• **Raw data**:

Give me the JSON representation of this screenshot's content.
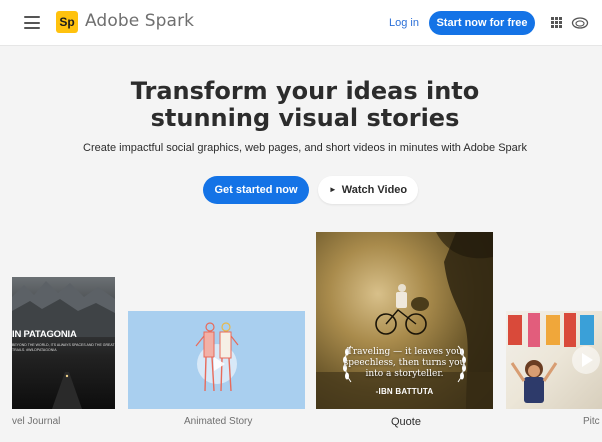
{
  "header": {
    "logo_text": "Sp",
    "brand": "Adobe Spark",
    "login": "Log in",
    "start_button": "Start now for free",
    "icons": [
      "hamburger-menu-icon",
      "app-grid-icon",
      "creative-cloud-icon"
    ]
  },
  "hero": {
    "headline": "Transform your ideas into stunning visual stories",
    "subhead": "Create impactful social graphics, web pages, and short videos in minutes with Adobe Spark",
    "cta": "Get started now",
    "watch": "Watch Video"
  },
  "cards": [
    {
      "label": "vel Journal",
      "title": "IN PATAGONIA",
      "subtitle": "BEYOND THE WORLD, ITS ALWAYS SPACES AND THE GREAT TRAILS. #WILDPATAGONIA"
    },
    {
      "label": "Animated Story"
    },
    {
      "label": "Quote",
      "quote": "Traveling — it leaves you speechless, then turns you into a storyteller.",
      "author": "-IBN BATTUTA"
    },
    {
      "label": "Pitc"
    }
  ],
  "colors": {
    "accent": "#1473e6",
    "logo": "#ffc20e",
    "background": "#f4f4f4"
  }
}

• **Written task**: Copy every line of the data exactly as written, excluding the pictures.

• **Correct response**:
Give me the JSON representation of this screenshot's content.
{
  "header": {
    "logo_text": "Sp",
    "brand": "Adobe Spark",
    "login": "Log in",
    "start_button": "Start now for free",
    "icons": [
      "hamburger-menu-icon",
      "app-grid-icon",
      "creative-cloud-icon"
    ]
  },
  "hero": {
    "headline": "Transform your ideas into stunning visual stories",
    "subhead": "Create impactful social graphics, web pages, and short videos in minutes with Adobe Spark",
    "cta": "Get started now",
    "watch": "Watch Video"
  },
  "cards": [
    {
      "label": "vel Journal",
      "title": "IN PATAGONIA",
      "subtitle": "BEYOND THE WORLD, ITS ALWAYS SPACES AND THE GREAT TRAILS. #WILDPATAGONIA"
    },
    {
      "label": "Animated Story"
    },
    {
      "label": "Quote",
      "quote": "Traveling — it leaves you speechless, then turns you into a storyteller.",
      "author": "-IBN BATTUTA"
    },
    {
      "label": "Pitc"
    }
  ],
  "colors": {
    "accent": "#1473e6",
    "logo": "#ffc20e",
    "background": "#f4f4f4"
  }
}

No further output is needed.